— SOURCE MATERIAL —
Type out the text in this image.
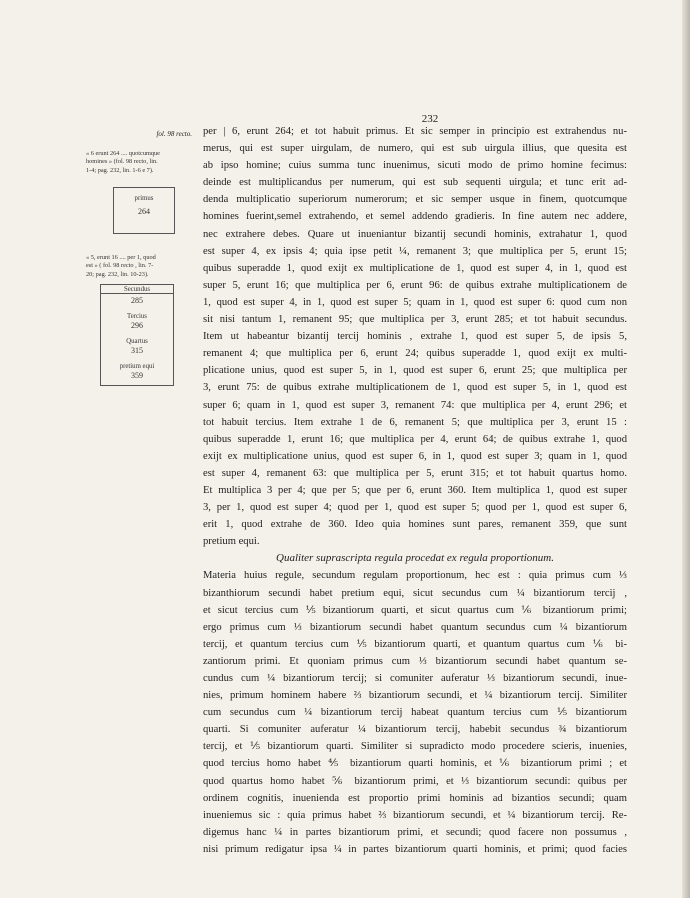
232
fol. 98 recto.
« 6 erunt 264 .... quotcumque
homines » (fol. 98 recto, lin.
1-4; pag. 232, lin. 1-6 e 7).
primus
264
« 5, erunt 16 .... per 1, quod
est » ( fol. 98 recto , lin. 7-
20; pag. 232, lin. 10-23).
Secundus
285
Tercius
296
Quartus
315
pretium equi
359
per | 6, erunt 264; et tot habuit primus. Et sic semper in principio est extrahendus nu-
merus, qui est super uirgulam, de numero, qui est sub uirgula illius, que quesita est
ab ipso homine; cuius summa tunc inuenimus, sicuti modo de primo homine fecimus:
deinde est multiplicandus per numerum, qui est sub sequenti uirgula; et tunc erit ad-
denda multiplicatio superiorum numerorum; et sic semper usque in finem, quotcumque
homines fuerint,semel extrahendo, et semel addendo gradieris. In fine autem nec addere,
nec extrahere debes. Quare ut inueniantur bizantij secundi hominis, extrahatur 1, quod
est super 4, ex ipsis 4; quia ipse petit ¼, remanent 3; que multiplica per 5, erunt 15;
quibus superadde 1, quod exijt ex multiplicatione de 1, quod est super 4, in 1, quod est
super 5, erunt 16; que multiplica per 6, erunt 96: de quibus extrahe multiplicationem de
1, quod est super 4, in 1, quod est super 5; quam in 1, quod est super 6: quod cum non
sit nisi tantum 1, remanent 95; que multiplica per 3, erunt 285; et tot habuit secundus.
Item ut habeantur bizantij tercij hominis , extrahe 1, quod est super 5, de ipsis 5,
remanent 4; que multiplica per 6, erunt 24; quibus superadde 1, quod exijt ex multi-
plicatione unius, quod est super 5, in 1, quod est super 6, erunt 25; que multiplica per
3, erunt 75: de quibus extrahe multiplicationem de 1, quod est super 5, in 1, quod est
super 6; quam in 1, quod est super 3, remanent 74: que multiplica per 4, erunt 296; et
tot habuit tercius. Item extrahe 1 de 6, remanent 5; que multiplica per 3, erunt 15 :
quibus superadde 1, erunt 16; que multiplica per 4, erunt 64; de quibus extrahe 1, quod
exijt ex multiplicatione unius, quod est super 6, in 1, quod est super 3; quam in 1, quod
est super 4, remanent 63: que multiplica per 5, erunt 315; et tot habuit quartus homo.
Et multiplica 3 per 4; que per 5; que per 6, erunt 360. Item multiplica 1, quod est super
3, per 1, quod est super 4; quod per 1, quod est super 5; quod per 1, quod est super 6,
erit 1, quod extrahe de 360. Ideo quia homines sunt pares, remanent 359, que sunt
pretium equi.
Qualiter suprascripta regula procedat ex regula proportionum.
Materia huius regule, secundum regulam proportionum, hec est : quia primus cum ⅓
bizanthiorum secundi habet pretium equi, sicut secundus cum ¼ bizantiorum tercij ,
et sicut tercius cum ⅕ bizantiorum quarti, et sicut quartus cum ⅙ bizantiorum primi;
ergo primus cum ⅓ bizantiorum secundi habet quantum secundus cum ¼ bizantiorum
tercij, et quantum tercius cum ⅕ bizantiorum quarti, et quantum quartus cum ⅙ bi-
zantiorum primi. Et quoniam primus cum ⅓ bizantiorum secundi habet quantum se-
cundus cum ¼ bizantiorum tercij; si comuniter auferatur ⅓ bizantiorum secundi, inue-
nies, primum hominem habere ⅔ bizantiorum secundi, et ¼ bizantiorum tercij. Similiter
cum secundus cum ¼ bizantiorum tercij habeat quantum tercius cum ⅕ bizantiorum
quarti. Si comuniter auferatur ¼ bizantiorum tercij, habebit secundus ¾ bizantiorum
tercij, et ⅕ bizantiorum quarti. Similiter si supradicto modo procedere scieris, inuenies,
quod tercius homo habet ⅘ bizantiorum quarti hominis, et ⅙ bizantiorum primi ; et
quod quartus homo habet ⅚ bizantiorum primi, et ⅓ bizantiorum secundi: quibus per
ordinem cognitis, inuenienda est proportio primi hominis ad bizantios secundi; quam
inueniemus sic : quia primus habet ⅔ bizantiorum secundi, et ¼ bizantiorum tercij. Re-
digemus hanc ¼ in partes bizantiorum primi, et secundi; quod facere non possumus ,
nisi primum redigatur ipsa ¼ in partes bizantiorum quarti hominis, et primi; quod facies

— WHAT TO WORK ON —
Determine how many lines of the material include the string "partes". Output only that count.

— TASK OUTPUT —
2